[SET TASKS]
[1] Please quote word for word the part of the essay on teaching that opens with the words containing "There is no peace" and closes with "make us human.".
[2] Answer these questions from the essay on teaching:
(a) What does the writer say they were never meant to be?
(b) What does the writer compare trying to control things to, involving something slipping through the fingers?
(c) What happened to all the other problems when the writer realized they had always been standing on the rock?
[3] Continue the essay on teaching and faith, starting after its last sentence.

[TEXT SHOWN]
##########

I had resigned myself to making the most of making the best of making do, and it was not good enough, never could be. Many teachers are not insecure because of who they are, but rather based on the support which they learn over time will never be there for them. Imagine having to contend with a rambunctious class of kids, and they only thing that you can do is just "make the most of it". No sending kids out, no sending the message that you like or dislike the kid, because there is no other way to make the most of the worst possible situation: you are not really in charge.
As long as I based my life on who I could control, "making the most of it" was never were it was going to be. Never! And so the last year or two became a nightmare in slow motion, trying to control of the sand that slips through your fingers, like trying to tell terrorists on a plane to take their seats so that you can land the plane. Not gonna happen!
There is no peace on the outside, yet the peace that every man needs cannot be borne from within. Peace is about accepting the truth that you do not see, the truth that sees through you and sees you through the tough times and troughs of life.
When I started realizing that I had always been standing on the rock, I noticed then and there that all the other problems melted away. I was never meant to be a teacher, no more than a man is meant to be his job. Indeed, we are human beings, and being in deeds does not make us human.
I was never a victim, but I let myself be treated like one because I believed that putting up with the circumstances and fighting with myself was the only way. Now I know the Way, and the Truth has given me Life! He was the Victim, that I may be the Victor, but the world does not like Freedom rooted in the truth.
Dr. Phil wrote a book called Self Matter. We need a whole new being, one not based on ourselves. He warned his clients that once they started making changes in their lives, when the lies were laid away once and for all, and the Truth was setting people free. Other people thrive off the deception that keeps others in bondage. Parents get used to their children depending on them, even when the kids have grown old and yet still want to grow up. The teacher in many cases wants to be the one with all the answers, so that means treating the students as if they do not know any better, even when the students with direct experience know more than the teacher.

##########

[DATA RECORDS]
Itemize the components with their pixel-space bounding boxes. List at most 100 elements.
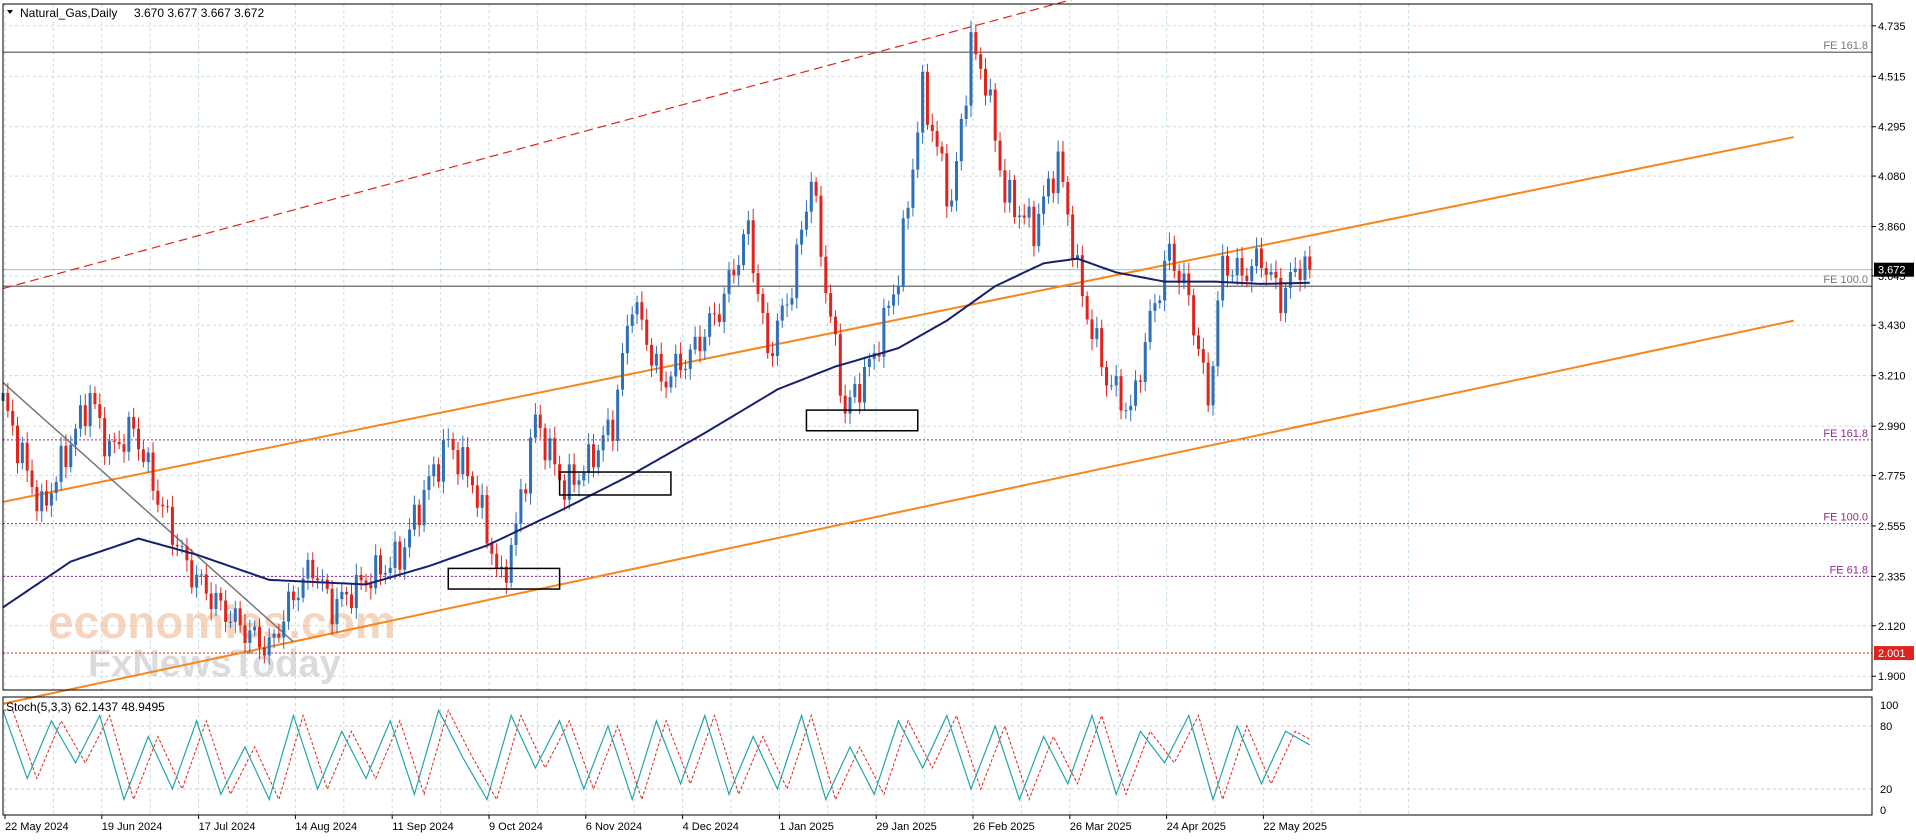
candle-body — [45, 491, 49, 506]
candle-body — [742, 234, 746, 266]
candle-body — [669, 376, 673, 388]
candle-body — [756, 273, 760, 294]
candle-body — [282, 621, 286, 638]
candle-body — [921, 71, 925, 133]
candle-body — [393, 541, 397, 568]
candle-body — [504, 566, 508, 583]
candle-body — [1051, 178, 1055, 194]
candle-body — [190, 560, 194, 588]
candle-body — [1182, 273, 1186, 284]
candle-body — [54, 481, 58, 494]
candle-body — [833, 316, 837, 335]
candle-body — [1172, 243, 1176, 271]
candle-body — [538, 414, 542, 429]
candle-body — [69, 444, 73, 468]
candle-body — [683, 368, 687, 371]
date-tick-label: 14 Aug 2024 — [295, 821, 357, 833]
candle-body — [253, 626, 257, 631]
candle-body — [867, 358, 871, 367]
candle-body — [224, 600, 228, 622]
candle-body — [374, 555, 378, 589]
candle-body — [1167, 243, 1171, 261]
candle-body — [717, 314, 721, 323]
fib-level-label: FE 61.8 — [1829, 564, 1868, 576]
menu-triangle-icon[interactable] — [7, 10, 13, 14]
candle-body — [964, 105, 968, 119]
candle-body — [674, 353, 678, 377]
candle-body — [83, 405, 87, 427]
candle-body — [441, 439, 445, 482]
channel-lines — [2, 0, 1795, 705]
candle-body — [1255, 248, 1259, 267]
candle-body — [6, 392, 10, 411]
candle-body — [427, 476, 431, 490]
stoch-main-line — [2, 708, 1311, 802]
candle-body — [1085, 296, 1089, 320]
candle-body — [625, 325, 629, 354]
candle-body — [1163, 260, 1167, 301]
candle-body — [863, 366, 867, 403]
candle-body — [1274, 271, 1278, 278]
candle-body — [969, 32, 973, 106]
candle-body — [470, 476, 474, 486]
price-tick-label: 2.990 — [1878, 421, 1906, 433]
candle-body — [712, 313, 716, 315]
chart-frame — [2, 3, 1873, 816]
candle-body — [1056, 151, 1060, 194]
candle-body — [277, 633, 281, 638]
candle-body — [1138, 380, 1142, 382]
candle-body — [659, 353, 663, 382]
date-tick-label: 22 May 2025 — [1263, 821, 1327, 833]
candle-body — [175, 544, 179, 547]
candle-body — [775, 320, 779, 357]
date-tick-label: 17 Jul 2024 — [199, 821, 256, 833]
candle-body — [1187, 273, 1191, 296]
candle-body — [543, 428, 547, 461]
candle-body — [137, 428, 141, 450]
candle-body — [161, 504, 165, 507]
price-tick-label: 2.555 — [1878, 521, 1906, 533]
candle-body — [330, 588, 334, 625]
candle-body — [388, 567, 392, 573]
candle-body — [843, 395, 847, 414]
candle-body — [679, 353, 683, 371]
candle-body — [398, 541, 402, 570]
candle-body — [1003, 170, 1007, 203]
candle-body — [437, 464, 441, 482]
candle-body — [1105, 367, 1109, 386]
candle-body — [998, 140, 1002, 171]
candle-body — [1259, 248, 1263, 269]
candle-body — [611, 419, 615, 442]
candle-body — [1293, 268, 1297, 273]
candle-body — [795, 244, 799, 299]
candle-body — [166, 506, 170, 508]
price-tick-label: 4.080 — [1878, 171, 1906, 183]
candle-body — [1250, 266, 1254, 282]
candle-body — [1288, 272, 1292, 288]
candle-body — [1080, 255, 1084, 297]
candle-body — [785, 304, 789, 306]
axes: 4.7354.5154.2954.0803.8603.6453.4303.210… — [4, 21, 1914, 833]
candle-body — [88, 392, 92, 427]
symbol-label: Natural_Gas,Daily — [20, 6, 117, 20]
price-tick-label: 2.120 — [1878, 621, 1906, 633]
candle-body — [959, 118, 963, 162]
price-tick-label: 2.335 — [1878, 571, 1906, 583]
candle-body — [1240, 258, 1244, 276]
candle-body — [40, 491, 44, 512]
candle-body — [1226, 255, 1230, 276]
candle-body — [553, 438, 557, 465]
candle-body — [59, 445, 63, 482]
candle-body — [1013, 179, 1017, 218]
candle-body — [306, 559, 310, 579]
candle-body — [364, 580, 368, 585]
candle-body — [412, 504, 416, 530]
candle-body — [630, 314, 634, 326]
candle-body — [1090, 319, 1094, 340]
candle-body — [325, 579, 329, 589]
candle-body — [771, 353, 775, 357]
price-tick-label: 4.515 — [1878, 71, 1906, 83]
chart-header: Natural_Gas,Daily 3.670 3.677 3.667 3.67… — [7, 6, 264, 20]
candle-body — [1192, 295, 1196, 336]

##########

[RESPONSES IN ORDER]
[1]
There is no peace on the outside, yet the peace that every man needs cannot be borne from within. Peace is about accepting the truth that you do not see, the truth that sees through you and sees you through the tough times and troughs of life.
When I started realizing that I had always been standing on the rock, I noticed then and there that all the other problems melted away. I was never meant to be a teacher, no more than a man is meant to be his job. Indeed, we are human beings, and being in deeds does not make us human.

[2]
(a) A teacher.
(b) Trying to control the sand that slips through your fingers.
(c) They melted away.

[3]
We cannot wait for someone else on this earth to tell us who we are. For too long, I had done that with the students, even gaining the "provisional" approval of students who liked me because I was funny, because I would crack jokes, because I would "act up". But that was the whole point -- it was an act, pure and simple, or rather impure and complicated. To act contrary to one's risen nature is failure waiting to fall.
"We had so much fun when you were here," one student told me. Deep down, though, I was not having any fun. I was not even sleeping that well. I could not relax at all. I was so unsettled in my life. If you are not having any fun, then the party will not last long for those who are having some fun. Turning sharply from playing up to playing out the life that is in me, I found myself crossing with some students who wanted more of the play time that was fun for them, but not for me.
One kid even looked at me with slight shock because I told him off outside of class. After he had cursed at me because I told him to move his seat, I confronted him outside:
"Do you talk to your father like that?" I questioned him pointedly.
This line of reference was effective. I assumed the role of a parent for the first time in a long time.
"I don't have a dad," he told me. He did admit later that he did not talk to his mother that way.
"Then you will not talk to me like that!"
I was the parent, I was very much in charge, and no one was going to change that, not even myself.
I was no longer the victim because I refused to gauge my responses, my thoughts, my actions on what someone else might say or do. Unfortunately, schools do not support teachers who are ramrod straight in their bearings and their convictions. Too bad for them.